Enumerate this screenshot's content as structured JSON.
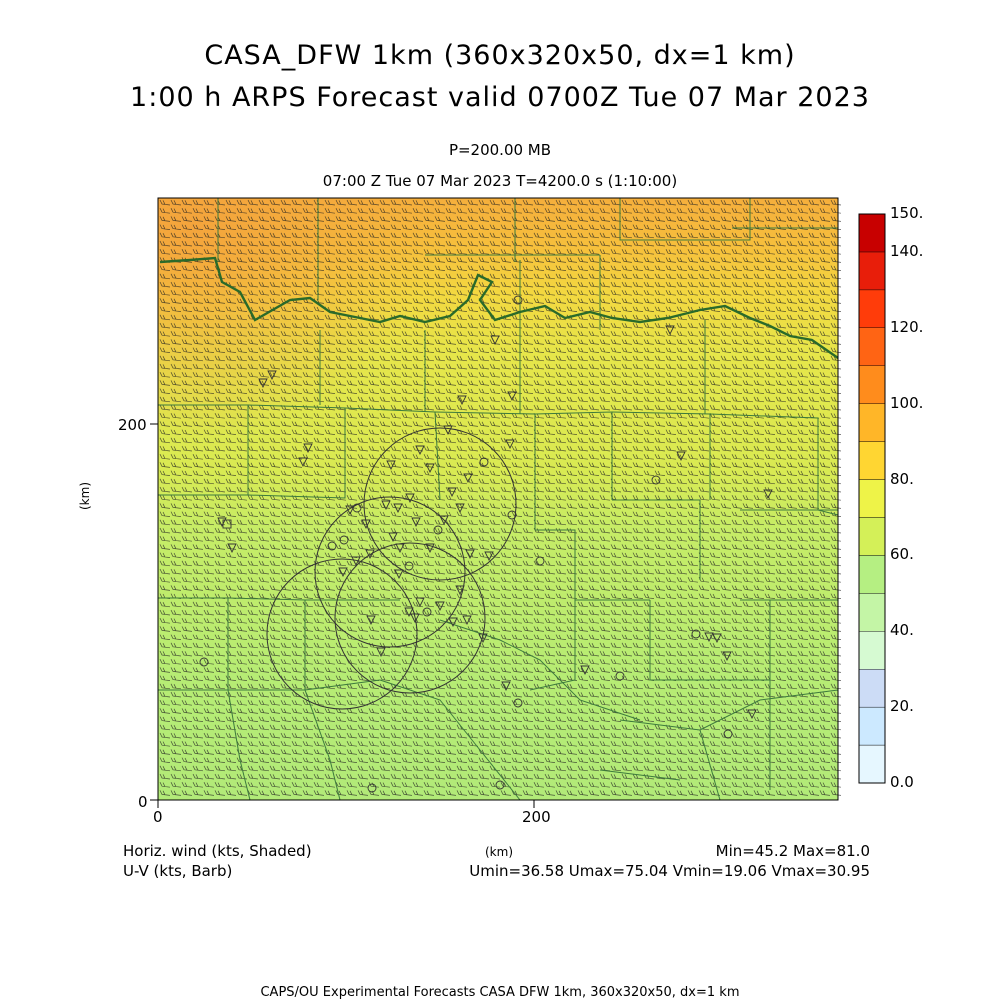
{
  "title_line1": "CASA_DFW 1km (360x320x50, dx=1 km)",
  "title_line2": "1:00 h ARPS Forecast valid 0700Z Tue 07 Mar 2023",
  "pressure_level": "P=200.00 MB",
  "valid_time": "07:00 Z Tue 07 Mar 2023   T=4200.0 s (1:10:00)",
  "axes": {
    "x_label": "(km)",
    "y_label": "(km)",
    "x_ticks": [
      "0",
      "200"
    ],
    "y_ticks": [
      "0",
      "200"
    ],
    "x_range": [
      0,
      360
    ],
    "y_range": [
      0,
      320
    ]
  },
  "field_label": "Horiz. wind (kts, Shaded)",
  "vector_label": "U-V (kts, Barb)",
  "minmax": "Min=45.2 Max=81.0",
  "uv_stats": "Umin=36.58 Umax=75.04 Vmin=19.06 Vmax=30.95",
  "colorbar": {
    "labels": [
      "0.0",
      "20.",
      "40.",
      "60.",
      "80.",
      "100.",
      "120.",
      "140.",
      "150."
    ],
    "levels": [
      0,
      10,
      20,
      30,
      40,
      50,
      60,
      70,
      80,
      90,
      100,
      110,
      120,
      130,
      140,
      150
    ],
    "colors": [
      "#e6f7ff",
      "#cce9ff",
      "#ccdcf6",
      "#d6fad2",
      "#c4f5a6",
      "#b5ef82",
      "#d4f058",
      "#eef348",
      "#ffd632",
      "#ffb628",
      "#ff8c1c",
      "#ff6414",
      "#ff3c0a",
      "#e81e0a",
      "#c80000"
    ]
  },
  "footer": "CAPS/OU Experimental Forecasts  CASA DFW 1km, 360x320x50, dx=1 km"
}
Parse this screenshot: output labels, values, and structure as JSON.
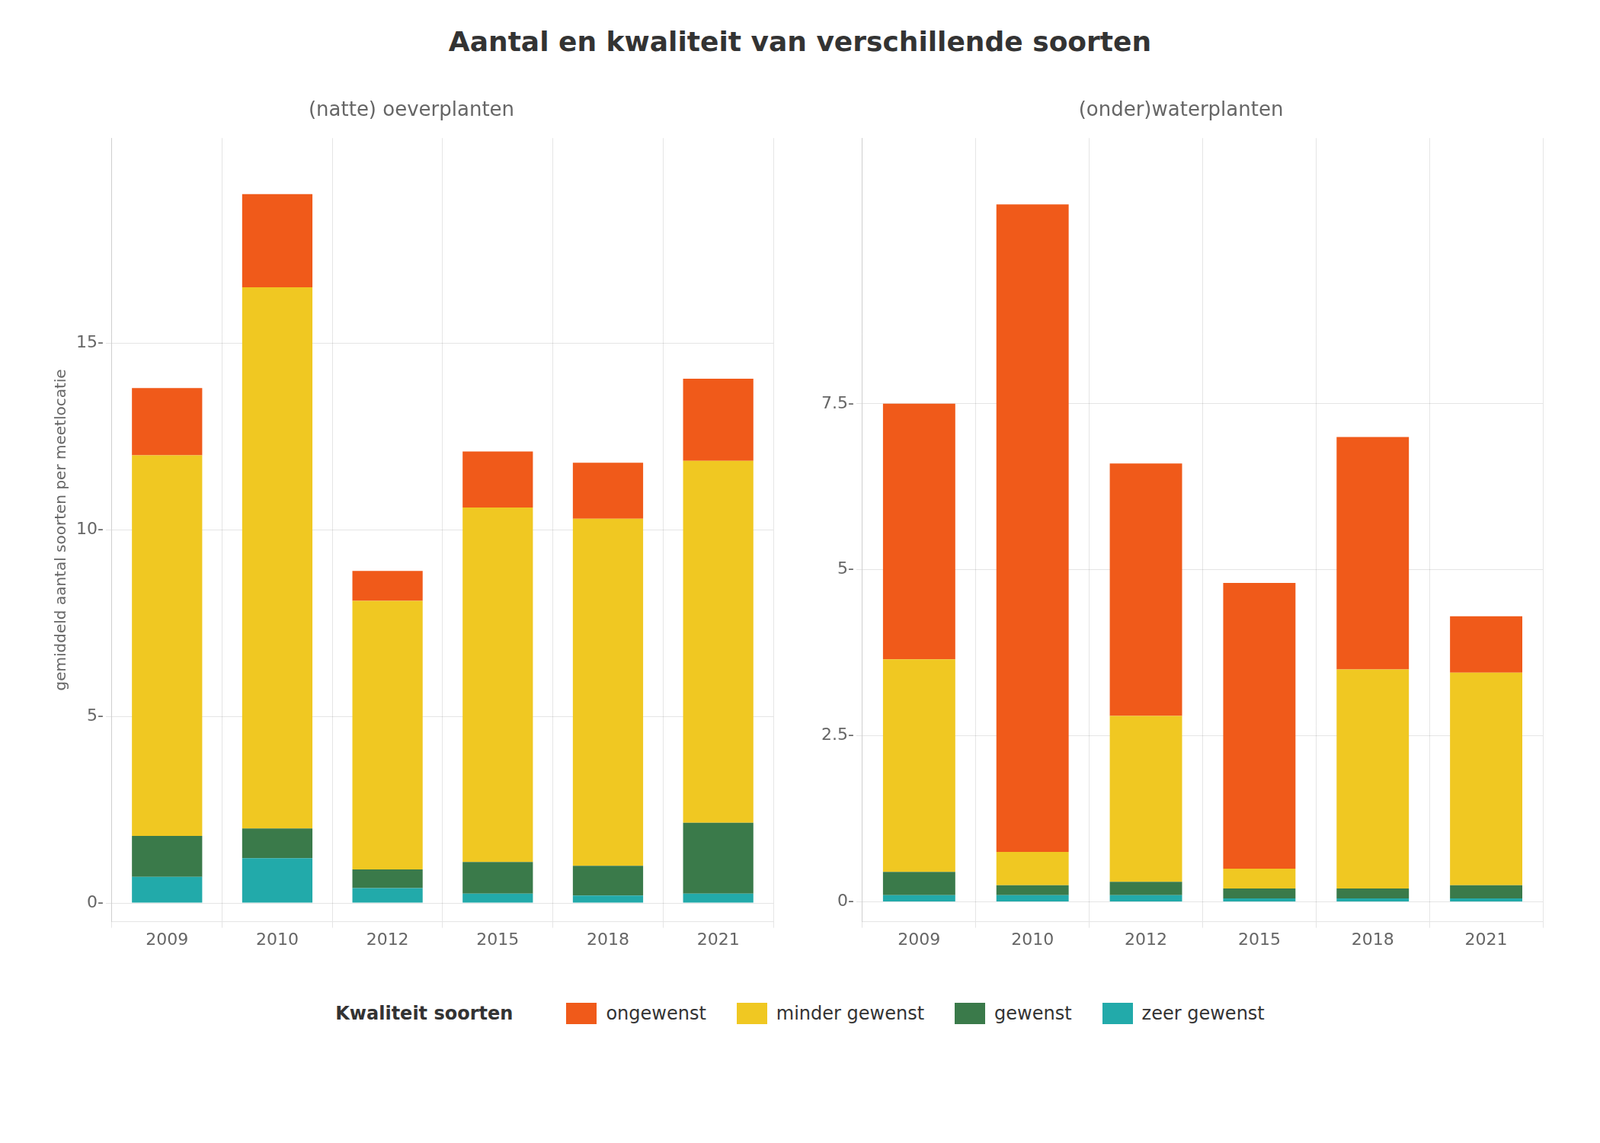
{
  "title": "Aantal en kwaliteit van verschillende soorten",
  "annotations": [
    "Kwaliteit soorten"
  ],
  "legend": "bottom",
  "chart_data": [
    {
      "type": "bar",
      "subtitle": "(natte) oeverplanten",
      "ylabel": "gemiddeld aantal soorten per meetlocatie",
      "categories": [
        "2009",
        "2010",
        "2012",
        "2015",
        "2018",
        "2021"
      ],
      "stacked": true,
      "grid": true,
      "ylim": [
        -0.5,
        20.5
      ],
      "yticks": [
        {
          "value": 0,
          "label": "0-"
        },
        {
          "value": 5,
          "label": "5-"
        },
        {
          "value": 10,
          "label": "10-"
        },
        {
          "value": 15,
          "label": "15-"
        }
      ],
      "series": [
        {
          "name": "zeer gewenst",
          "color": "#22AAAA",
          "values": [
            0.7,
            1.2,
            0.4,
            0.25,
            0.2,
            0.25
          ]
        },
        {
          "name": "gewenst",
          "color": "#3A7A4A",
          "values": [
            1.1,
            0.8,
            0.5,
            0.85,
            0.8,
            1.9
          ]
        },
        {
          "name": "minder gewenst",
          "color": "#F0C822",
          "values": [
            10.2,
            14.5,
            7.2,
            9.5,
            9.3,
            9.7
          ]
        },
        {
          "name": "ongewenst",
          "color": "#F05A1A",
          "values": [
            1.8,
            2.5,
            0.8,
            1.5,
            1.5,
            2.2
          ]
        }
      ]
    },
    {
      "type": "bar",
      "subtitle": "(onder)waterplanten",
      "categories": [
        "2009",
        "2010",
        "2012",
        "2015",
        "2018",
        "2021"
      ],
      "stacked": true,
      "grid": true,
      "ylim": [
        -0.3,
        11.5
      ],
      "yticks": [
        {
          "value": 0.0,
          "label": "0-"
        },
        {
          "value": 2.5,
          "label": "2.5-"
        },
        {
          "value": 5.0,
          "label": "5-"
        },
        {
          "value": 7.5,
          "label": "7.5-"
        }
      ],
      "series": [
        {
          "name": "zeer gewenst",
          "color": "#22AAAA",
          "values": [
            0.1,
            0.1,
            0.1,
            0.05,
            0.05,
            0.05
          ]
        },
        {
          "name": "gewenst",
          "color": "#3A7A4A",
          "values": [
            0.35,
            0.15,
            0.2,
            0.15,
            0.15,
            0.2
          ]
        },
        {
          "name": "minder gewenst",
          "color": "#F0C822",
          "values": [
            3.2,
            0.5,
            2.5,
            0.3,
            3.3,
            3.2
          ]
        },
        {
          "name": "ongewenst",
          "color": "#F05A1A",
          "values": [
            3.85,
            9.75,
            3.8,
            4.3,
            3.5,
            0.85
          ]
        }
      ]
    }
  ]
}
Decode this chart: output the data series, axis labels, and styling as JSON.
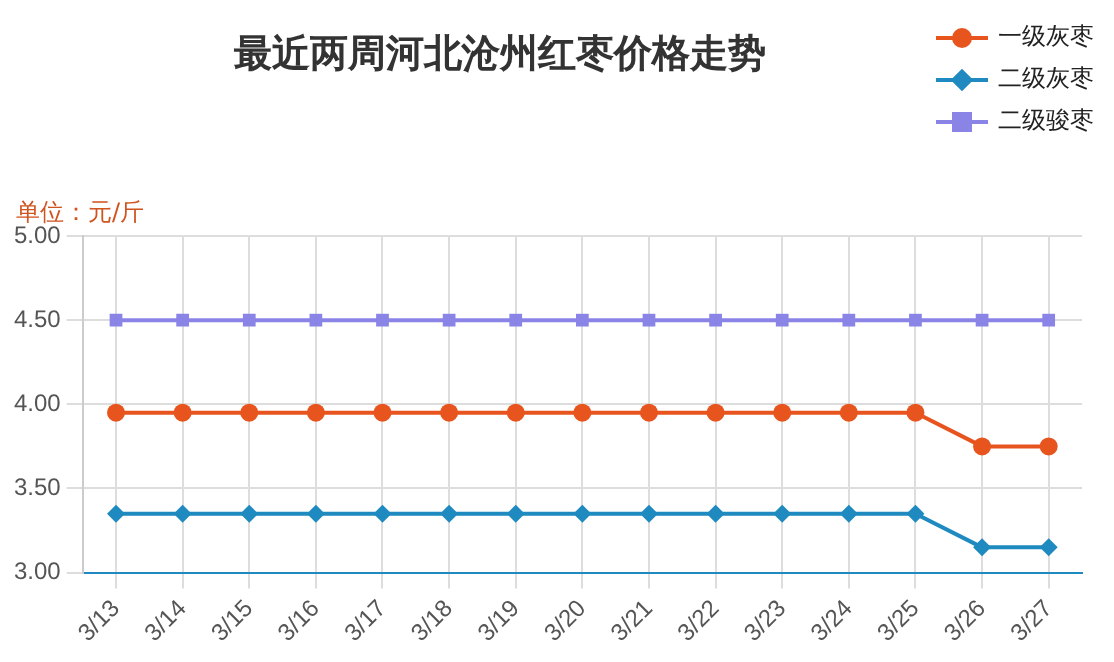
== == ==
Nothing in the entries should change as you copy them, except that the pictures are left out.

— SOLUTION TO THIS EXERCISE —
Enumerate this screenshot's content as structured JSON.
{
  "title_line1": "CASA_DFW 1km (360x320x50, dx=1 km)",
  "title_line2": "1:00 h ARPS Forecast valid 0700Z Tue 07 Mar 2023",
  "pressure_level": "P=200.00 MB",
  "valid_time": "07:00 Z Tue 07 Mar 2023   T=4200.0 s (1:10:00)",
  "axes": {
    "x_label": "(km)",
    "y_label": "(km)",
    "x_ticks": [
      "0",
      "200"
    ],
    "y_ticks": [
      "0",
      "200"
    ],
    "x_range": [
      0,
      360
    ],
    "y_range": [
      0,
      320
    ]
  },
  "field_label": "Horiz. wind (kts, Shaded)",
  "vector_label": "U-V (kts, Barb)",
  "minmax": "Min=45.2 Max=81.0",
  "uv_stats": "Umin=36.58 Umax=75.04 Vmin=19.06 Vmax=30.95",
  "colorbar": {
    "labels": [
      "0.0",
      "20.",
      "40.",
      "60.",
      "80.",
      "100.",
      "120.",
      "140.",
      "150."
    ],
    "levels": [
      0,
      10,
      20,
      30,
      40,
      50,
      60,
      70,
      80,
      90,
      100,
      110,
      120,
      130,
      140,
      150
    ],
    "colors": [
      "#e6f7ff",
      "#cce9ff",
      "#ccdcf6",
      "#d6fad2",
      "#c4f5a6",
      "#b5ef82",
      "#d4f058",
      "#eef348",
      "#ffd632",
      "#ffb628",
      "#ff8c1c",
      "#ff6414",
      "#ff3c0a",
      "#e81e0a",
      "#c80000"
    ]
  },
  "footer": "CAPS/OU Experimental Forecasts  CASA DFW 1km, 360x320x50, dx=1 km"
}
Parse this screenshot: output labels, values, and structure as JSON.
{
  "title": "Aantal en kwaliteit van verschillende soorten",
  "annotations": [
    "Kwaliteit soorten"
  ],
  "legend": "bottom",
  "chart_data": [
    {
      "type": "bar",
      "subtitle": "(natte) oeverplanten",
      "ylabel": "gemiddeld aantal soorten per meetlocatie",
      "categories": [
        "2009",
        "2010",
        "2012",
        "2015",
        "2018",
        "2021"
      ],
      "stacked": true,
      "grid": true,
      "ylim": [
        -0.5,
        20.5
      ],
      "yticks": [
        {
          "value": 0,
          "label": "0-"
        },
        {
          "value": 5,
          "label": "5-"
        },
        {
          "value": 10,
          "label": "10-"
        },
        {
          "value": 15,
          "label": "15-"
        }
      ],
      "series": [
        {
          "name": "zeer gewenst",
          "color": "#22AAAA",
          "values": [
            0.7,
            1.2,
            0.4,
            0.25,
            0.2,
            0.25
          ]
        },
        {
          "name": "gewenst",
          "color": "#3A7A4A",
          "values": [
            1.1,
            0.8,
            0.5,
            0.85,
            0.8,
            1.9
          ]
        },
        {
          "name": "minder gewenst",
          "color": "#F0C822",
          "values": [
            10.2,
            14.5,
            7.2,
            9.5,
            9.3,
            9.7
          ]
        },
        {
          "name": "ongewenst",
          "color": "#F05A1A",
          "values": [
            1.8,
            2.5,
            0.8,
            1.5,
            1.5,
            2.2
          ]
        }
      ]
    },
    {
      "type": "bar",
      "subtitle": "(onder)waterplanten",
      "categories": [
        "2009",
        "2010",
        "2012",
        "2015",
        "2018",
        "2021"
      ],
      "stacked": true,
      "grid": true,
      "ylim": [
        -0.3,
        11.5
      ],
      "yticks": [
        {
          "value": 0.0,
          "label": "0-"
        },
        {
          "value": 2.5,
          "label": "2.5-"
        },
        {
          "value": 5.0,
          "label": "5-"
        },
        {
          "value": 7.5,
          "label": "7.5-"
        }
      ],
      "series": [
        {
          "name": "zeer gewenst",
          "color": "#22AAAA",
          "values": [
            0.1,
            0.1,
            0.1,
            0.05,
            0.05,
            0.05
          ]
        },
        {
          "name": "gewenst",
          "color": "#3A7A4A",
          "values": [
            0.35,
            0.15,
            0.2,
            0.15,
            0.15,
            0.2
          ]
        },
        {
          "name": "minder gewenst",
          "color": "#F0C822",
          "values": [
            3.2,
            0.5,
            2.5,
            0.3,
            3.3,
            3.2
          ]
        },
        {
          "name": "ongewenst",
          "color": "#F05A1A",
          "values": [
            3.85,
            9.75,
            3.8,
            4.3,
            3.5,
            0.85
          ]
        }
      ]
    }
  ]
}
Decode this chart: output the data series, axis labels, and styling as JSON.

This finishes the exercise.